- _GIVEN PROBLEM_: Only the number is wanted: how many lines contain the word "name"?
START RECORDS FOR PROCESSING
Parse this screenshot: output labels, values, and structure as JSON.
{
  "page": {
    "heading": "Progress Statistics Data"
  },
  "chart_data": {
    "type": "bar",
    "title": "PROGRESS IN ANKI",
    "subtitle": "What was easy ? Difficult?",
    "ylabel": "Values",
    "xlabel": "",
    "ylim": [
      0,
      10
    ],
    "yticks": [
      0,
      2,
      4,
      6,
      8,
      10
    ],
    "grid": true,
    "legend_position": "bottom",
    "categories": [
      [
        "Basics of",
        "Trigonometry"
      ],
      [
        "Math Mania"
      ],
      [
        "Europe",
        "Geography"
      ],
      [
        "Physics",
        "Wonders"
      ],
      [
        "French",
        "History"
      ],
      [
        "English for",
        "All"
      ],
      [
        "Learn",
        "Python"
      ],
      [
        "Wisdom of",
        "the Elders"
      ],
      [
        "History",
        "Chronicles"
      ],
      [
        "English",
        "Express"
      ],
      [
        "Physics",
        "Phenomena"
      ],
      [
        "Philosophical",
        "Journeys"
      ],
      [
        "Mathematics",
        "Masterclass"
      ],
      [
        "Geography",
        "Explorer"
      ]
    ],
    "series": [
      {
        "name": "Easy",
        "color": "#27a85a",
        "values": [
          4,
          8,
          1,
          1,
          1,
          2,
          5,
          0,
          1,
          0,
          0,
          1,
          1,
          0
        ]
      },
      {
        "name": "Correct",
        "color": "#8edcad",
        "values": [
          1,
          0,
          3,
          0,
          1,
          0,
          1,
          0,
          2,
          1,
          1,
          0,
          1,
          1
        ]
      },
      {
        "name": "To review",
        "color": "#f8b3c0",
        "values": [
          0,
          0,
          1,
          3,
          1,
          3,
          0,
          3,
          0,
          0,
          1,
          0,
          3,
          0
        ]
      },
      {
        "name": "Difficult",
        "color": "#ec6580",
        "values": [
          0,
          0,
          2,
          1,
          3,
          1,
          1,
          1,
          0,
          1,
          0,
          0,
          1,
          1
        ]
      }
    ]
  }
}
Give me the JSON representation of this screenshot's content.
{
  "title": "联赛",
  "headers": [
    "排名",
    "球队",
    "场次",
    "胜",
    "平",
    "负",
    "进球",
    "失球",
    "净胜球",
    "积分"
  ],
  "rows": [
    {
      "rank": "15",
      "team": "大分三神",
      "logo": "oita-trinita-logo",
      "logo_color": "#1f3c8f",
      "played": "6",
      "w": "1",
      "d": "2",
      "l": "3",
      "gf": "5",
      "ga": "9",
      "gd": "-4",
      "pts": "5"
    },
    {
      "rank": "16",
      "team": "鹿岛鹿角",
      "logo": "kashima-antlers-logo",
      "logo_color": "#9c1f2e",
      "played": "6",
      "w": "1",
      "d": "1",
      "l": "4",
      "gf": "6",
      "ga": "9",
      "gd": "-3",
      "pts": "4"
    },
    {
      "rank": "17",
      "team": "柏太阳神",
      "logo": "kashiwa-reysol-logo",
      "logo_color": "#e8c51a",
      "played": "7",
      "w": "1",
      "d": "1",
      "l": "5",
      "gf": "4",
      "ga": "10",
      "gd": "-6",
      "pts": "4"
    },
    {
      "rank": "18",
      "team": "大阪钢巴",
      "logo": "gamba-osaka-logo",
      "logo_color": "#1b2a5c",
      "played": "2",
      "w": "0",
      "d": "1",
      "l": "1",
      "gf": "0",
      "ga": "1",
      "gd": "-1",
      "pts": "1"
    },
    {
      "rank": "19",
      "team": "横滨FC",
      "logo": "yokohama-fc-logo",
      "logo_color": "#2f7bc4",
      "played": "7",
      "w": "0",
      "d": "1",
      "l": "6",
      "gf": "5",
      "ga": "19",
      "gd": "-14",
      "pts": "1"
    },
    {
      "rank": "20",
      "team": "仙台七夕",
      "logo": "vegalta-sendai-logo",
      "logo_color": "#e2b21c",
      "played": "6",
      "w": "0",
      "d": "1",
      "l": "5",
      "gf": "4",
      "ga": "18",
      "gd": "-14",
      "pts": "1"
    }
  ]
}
END RECORDS FOR PROCESSING
- _EXERCISE OUTPUT_: 4